In yet another installment of our continuing series of commentaries on commentaries in the media ("They report it, we give it the once-over..."), your friends at RTUF offer the following:
1. Paul McMorrow in today's Boston Globe: A chance to reclaim the Esplanade. Taking the opportunity presented by the non-profit Esplanade Association's recent release of "Esplanade 2020" (their long-range planning proposal for reinvigorating the Boston shore of the Charles River Basin), McMorrow speaks emphatically to the need to roll back some of the more stunningly bad public infrastructure decisions of the last half century, especially the transmogrification of Storrow Drive from a simple park road into an interstate wanna-be and the blight that is the Bowker Overpass connecting Storrow to the Fenway, which casts a critical part of the Commonwealth Avenue mall and the mouth of the Muddy River into perpetual shadow. The piece is well worth a read. Bottom line: knowing what we know today, we have to seize every chance we are offered to reconstruct and renovate our infrastructure in a way that supoprts, instead of degrades, the urban fabric. Get out there, and get to it.
2. Jane Brody in the New York Times over the last three weeks, starting with: Communities learn the good life can be a killer. Wth her typical combination of seeing the problem broadly, researching it carefully, and then making it personal, Ms. Brody walks through the personal/public health aspects of some of the very issues we here at RTUF have been highlighting in this first installment, and then the subsequent pieces Making city streets safer and Advice from a 70 year-old cyclist. There is undeniably a link between how we organize, deign, and construct our built environment and public health. In a sense, automobile-oriented suburban development was a massive national experiment on the health effects of removing virtually every opportunity for incidential physical activity from our lives. And the results of the experiment are not promising, especially (though by no means exclusively) increased obesity rates and elevated risk factors for the suite of diseases that come with it. Successfully and convincinlgy linking a public policy issue to public and personal health has proven to be a winning strategy on many issues. On this basis, the prospects for moving the needle even further in the urban design conversation seem to keep getting better. I haven't caught it yet, but the PBS documentary on "Designing Healthy Communities" looks like it'll be well worth watching. RTUF Note: In the interest of full disclosure, readers should be aware that I spent 11 years of my life living a few doors up the street from Ms. Brody, her husband Richard Enguist, and her twin boys Erik and Lorin, in Brooklyn.
3. RTUF Milestone Announcement: We surpassed 5,000 visitors earlier today. Many thanks to RTUF Nation for visiting from time to time and, even, when the mood hits you, commenting.

TASK SET:
(1) Reproduce everything in the media commentary post from "3. RTUF Milestone" down to "hits you, commenting.".
(2) Condense the paragraph of the media commentary post that opens "1. Paul McMorrow in today's Boston Globe," keeping its main facts.

(Excerpts from a dataset)
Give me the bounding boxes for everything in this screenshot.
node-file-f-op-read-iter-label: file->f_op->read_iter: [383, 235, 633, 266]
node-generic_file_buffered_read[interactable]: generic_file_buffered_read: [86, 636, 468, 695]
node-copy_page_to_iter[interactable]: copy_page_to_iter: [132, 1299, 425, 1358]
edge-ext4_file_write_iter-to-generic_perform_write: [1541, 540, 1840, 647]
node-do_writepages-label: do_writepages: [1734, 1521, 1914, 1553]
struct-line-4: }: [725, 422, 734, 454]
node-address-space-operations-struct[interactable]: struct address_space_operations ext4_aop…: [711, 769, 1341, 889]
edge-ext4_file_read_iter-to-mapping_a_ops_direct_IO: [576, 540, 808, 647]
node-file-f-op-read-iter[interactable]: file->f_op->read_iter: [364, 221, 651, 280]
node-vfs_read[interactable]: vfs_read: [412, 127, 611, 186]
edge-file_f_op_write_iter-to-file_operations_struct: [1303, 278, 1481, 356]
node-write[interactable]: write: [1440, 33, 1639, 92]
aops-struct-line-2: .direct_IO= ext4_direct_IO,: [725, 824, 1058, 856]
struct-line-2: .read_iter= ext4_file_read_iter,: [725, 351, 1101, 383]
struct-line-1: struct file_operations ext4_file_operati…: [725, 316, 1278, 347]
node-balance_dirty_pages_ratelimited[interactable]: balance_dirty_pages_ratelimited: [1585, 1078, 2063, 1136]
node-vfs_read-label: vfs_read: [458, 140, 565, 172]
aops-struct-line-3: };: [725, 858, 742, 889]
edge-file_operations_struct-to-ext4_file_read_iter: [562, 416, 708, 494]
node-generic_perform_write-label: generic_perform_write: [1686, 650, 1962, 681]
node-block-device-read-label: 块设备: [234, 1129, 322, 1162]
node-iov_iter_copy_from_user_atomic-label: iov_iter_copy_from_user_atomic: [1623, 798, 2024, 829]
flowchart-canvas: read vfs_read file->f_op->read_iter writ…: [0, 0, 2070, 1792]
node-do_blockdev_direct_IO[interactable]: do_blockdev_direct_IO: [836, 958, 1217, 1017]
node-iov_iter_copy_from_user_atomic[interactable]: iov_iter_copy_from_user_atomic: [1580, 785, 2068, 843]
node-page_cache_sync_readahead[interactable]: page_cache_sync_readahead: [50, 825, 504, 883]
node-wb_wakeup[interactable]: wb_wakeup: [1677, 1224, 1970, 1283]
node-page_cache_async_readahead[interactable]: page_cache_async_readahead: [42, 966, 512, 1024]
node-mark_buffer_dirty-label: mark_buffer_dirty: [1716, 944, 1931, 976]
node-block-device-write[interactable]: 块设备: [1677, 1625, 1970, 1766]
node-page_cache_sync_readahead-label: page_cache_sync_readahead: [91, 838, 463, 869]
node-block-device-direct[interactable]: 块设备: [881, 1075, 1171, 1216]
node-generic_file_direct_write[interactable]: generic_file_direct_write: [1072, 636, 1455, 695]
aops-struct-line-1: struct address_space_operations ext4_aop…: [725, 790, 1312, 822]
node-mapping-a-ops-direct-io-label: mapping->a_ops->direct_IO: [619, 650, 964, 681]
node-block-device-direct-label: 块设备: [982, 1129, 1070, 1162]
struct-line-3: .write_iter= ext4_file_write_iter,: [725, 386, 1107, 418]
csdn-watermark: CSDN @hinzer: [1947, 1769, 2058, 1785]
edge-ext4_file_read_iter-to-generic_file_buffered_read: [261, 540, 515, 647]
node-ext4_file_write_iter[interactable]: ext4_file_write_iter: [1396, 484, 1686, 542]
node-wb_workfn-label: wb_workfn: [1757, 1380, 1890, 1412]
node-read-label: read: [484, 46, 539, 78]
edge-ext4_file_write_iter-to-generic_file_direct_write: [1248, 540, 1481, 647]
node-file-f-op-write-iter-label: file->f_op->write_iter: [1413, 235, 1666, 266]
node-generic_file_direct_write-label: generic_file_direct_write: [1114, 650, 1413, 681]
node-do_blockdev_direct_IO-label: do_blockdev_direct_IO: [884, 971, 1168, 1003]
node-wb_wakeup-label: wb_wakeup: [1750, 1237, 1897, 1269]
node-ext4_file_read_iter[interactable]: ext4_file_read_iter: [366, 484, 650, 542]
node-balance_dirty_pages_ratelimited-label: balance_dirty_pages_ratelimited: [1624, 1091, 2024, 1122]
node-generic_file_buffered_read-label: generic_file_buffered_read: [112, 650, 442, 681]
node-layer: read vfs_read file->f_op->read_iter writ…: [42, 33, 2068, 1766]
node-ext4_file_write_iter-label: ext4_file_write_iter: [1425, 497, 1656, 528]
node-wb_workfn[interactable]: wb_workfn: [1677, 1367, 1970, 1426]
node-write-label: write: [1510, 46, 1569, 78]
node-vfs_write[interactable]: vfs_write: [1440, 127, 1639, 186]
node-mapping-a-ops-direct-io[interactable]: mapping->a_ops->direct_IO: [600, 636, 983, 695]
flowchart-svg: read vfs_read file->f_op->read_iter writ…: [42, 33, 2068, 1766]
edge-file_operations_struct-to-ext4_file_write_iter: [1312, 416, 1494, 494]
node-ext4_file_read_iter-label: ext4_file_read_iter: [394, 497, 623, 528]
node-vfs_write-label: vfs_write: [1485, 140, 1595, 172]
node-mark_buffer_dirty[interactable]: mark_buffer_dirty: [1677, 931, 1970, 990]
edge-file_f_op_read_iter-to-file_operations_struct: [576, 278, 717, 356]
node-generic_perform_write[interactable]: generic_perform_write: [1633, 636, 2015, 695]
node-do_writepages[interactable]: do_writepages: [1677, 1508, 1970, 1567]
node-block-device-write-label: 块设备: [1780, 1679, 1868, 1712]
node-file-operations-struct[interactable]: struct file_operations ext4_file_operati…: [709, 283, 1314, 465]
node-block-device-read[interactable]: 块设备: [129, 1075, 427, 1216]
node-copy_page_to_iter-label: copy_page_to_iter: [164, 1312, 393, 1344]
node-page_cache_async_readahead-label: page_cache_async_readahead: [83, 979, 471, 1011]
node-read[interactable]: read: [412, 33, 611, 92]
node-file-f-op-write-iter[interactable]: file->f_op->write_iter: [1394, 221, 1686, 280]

TASK-BY-TASK OUTPUTS:
(1)
3. RTUF Milestone Announcement: We surpassed 5,000 visitors earlier today. Many thanks to RTUF Nation for visiting from time to time and, even, when the mood hits you, commenting.

(2) In the Boston Globe, Paul McMorrow's "A chance to reclaim the Esplanade" responds to "Esplanade 2020," the Esplanade Association's long-range plan for reinvigorating the Boston shore of the Charles River Basin. He argues for reversing some very bad infrastructure decisions of the last half century. The chief examples are Storrow Drive's conversion from a simple park road into an interstate wanna-be, and the Bowker Overpass, which puts part of the Commonwealth Avenue mall and the mouth of the Muddy River in perpetual shadow. The post recommends the piece and urges seizing every chance to rebuild infrastructure so that it supports the urban fabric rather than degrading it.